Problem description
Please give the data below again in full, exactly as it stands.

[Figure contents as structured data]
---
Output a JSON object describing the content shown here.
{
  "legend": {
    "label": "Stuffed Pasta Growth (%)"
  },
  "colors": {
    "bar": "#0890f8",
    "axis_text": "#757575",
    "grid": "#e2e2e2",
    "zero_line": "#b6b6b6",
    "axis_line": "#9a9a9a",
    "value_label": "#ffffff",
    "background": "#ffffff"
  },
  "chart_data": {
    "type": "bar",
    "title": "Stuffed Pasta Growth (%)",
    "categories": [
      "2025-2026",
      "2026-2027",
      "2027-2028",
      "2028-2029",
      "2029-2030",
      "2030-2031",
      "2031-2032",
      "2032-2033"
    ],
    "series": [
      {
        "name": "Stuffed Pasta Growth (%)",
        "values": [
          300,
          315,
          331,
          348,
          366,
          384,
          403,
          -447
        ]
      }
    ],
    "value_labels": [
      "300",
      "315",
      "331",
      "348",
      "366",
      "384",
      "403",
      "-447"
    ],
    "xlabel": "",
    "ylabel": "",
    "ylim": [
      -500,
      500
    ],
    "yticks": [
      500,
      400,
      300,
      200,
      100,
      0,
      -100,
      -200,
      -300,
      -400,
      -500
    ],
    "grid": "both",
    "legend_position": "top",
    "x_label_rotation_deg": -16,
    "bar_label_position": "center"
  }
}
---
Solution to this problem
Output a JSON object describing the content shown here.
{
  "legend": {
    "label": "Stuffed Pasta Growth (%)"
  },
  "colors": {
    "bar": "#0890f8",
    "axis_text": "#757575",
    "grid": "#e2e2e2",
    "zero_line": "#b6b6b6",
    "axis_line": "#9a9a9a",
    "value_label": "#ffffff",
    "background": "#ffffff"
  },
  "chart_data": {
    "type": "bar",
    "title": "Stuffed Pasta Growth (%)",
    "categories": [
      "2025-2026",
      "2026-2027",
      "2027-2028",
      "2028-2029",
      "2029-2030",
      "2030-2031",
      "2031-2032",
      "2032-2033"
    ],
    "series": [
      {
        "name": "Stuffed Pasta Growth (%)",
        "values": [
          300,
          315,
          331,
          348,
          366,
          384,
          403,
          -447
        ]
      }
    ],
    "value_labels": [
      "300",
      "315",
      "331",
      "348",
      "366",
      "384",
      "403",
      "-447"
    ],
    "xlabel": "",
    "ylabel": "",
    "ylim": [
      -500,
      500
    ],
    "yticks": [
      500,
      400,
      300,
      200,
      100,
      0,
      -100,
      -200,
      -300,
      -400,
      -500
    ],
    "grid": "both",
    "legend_position": "top",
    "x_label_rotation_deg": -16,
    "bar_label_position": "center"
  }
}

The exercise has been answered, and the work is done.